--- Material supplied ---
▼

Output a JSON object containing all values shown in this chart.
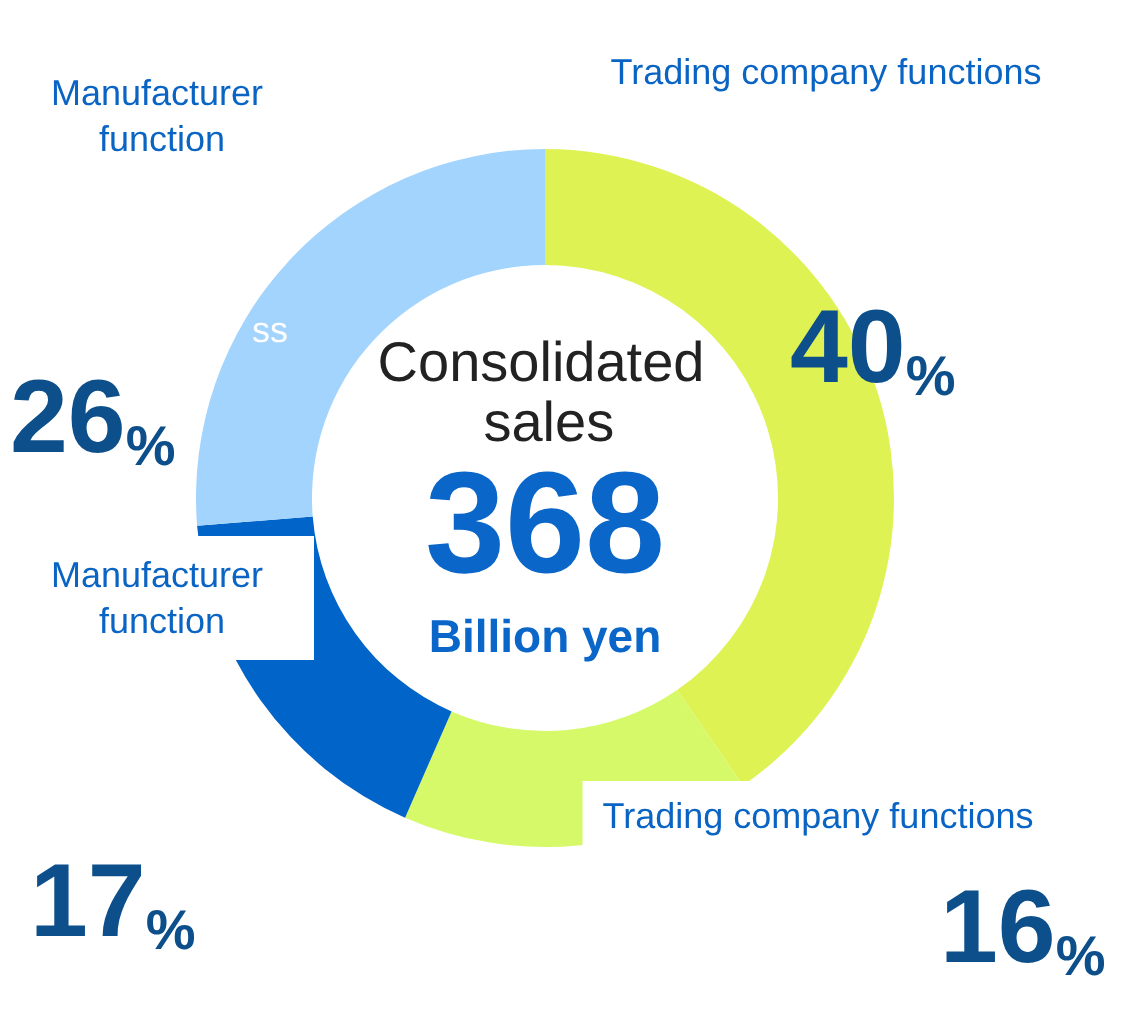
{
  "chart_data": {
    "type": "donut",
    "title": "Consolidated sales",
    "subtitle": "368 Billion yen",
    "categories": [
      "Trading company functions",
      "Trading company functions",
      "Manufacturer function",
      "Manufacturer function"
    ],
    "values": [
      40,
      16,
      17,
      26
    ],
    "colors": [
      "#dff254",
      "#d6f96a",
      "#0064c8",
      "#a3d4fd"
    ],
    "value_labels": [
      "40%",
      "16%",
      "17%",
      "26%"
    ],
    "annotations": [
      "ss"
    ]
  }
}
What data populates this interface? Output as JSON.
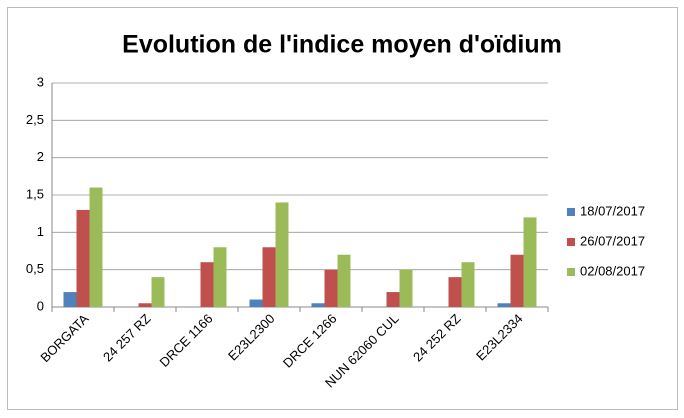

▲

--- Instruction ---
Return the listing above word for word, with the pictures removed.

--- Result below ---
Output a JSON object containing all values shown in this chart.
{
  "chart_data": {
    "type": "donut",
    "title": "Consolidated sales",
    "subtitle": "368 Billion yen",
    "categories": [
      "Trading company functions",
      "Trading company functions",
      "Manufacturer function",
      "Manufacturer function"
    ],
    "values": [
      40,
      16,
      17,
      26
    ],
    "colors": [
      "#dff254",
      "#d6f96a",
      "#0064c8",
      "#a3d4fd"
    ],
    "value_labels": [
      "40%",
      "16%",
      "17%",
      "26%"
    ],
    "annotations": [
      "ss"
    ]
  }
}
What data populates this interface? Output as JSON.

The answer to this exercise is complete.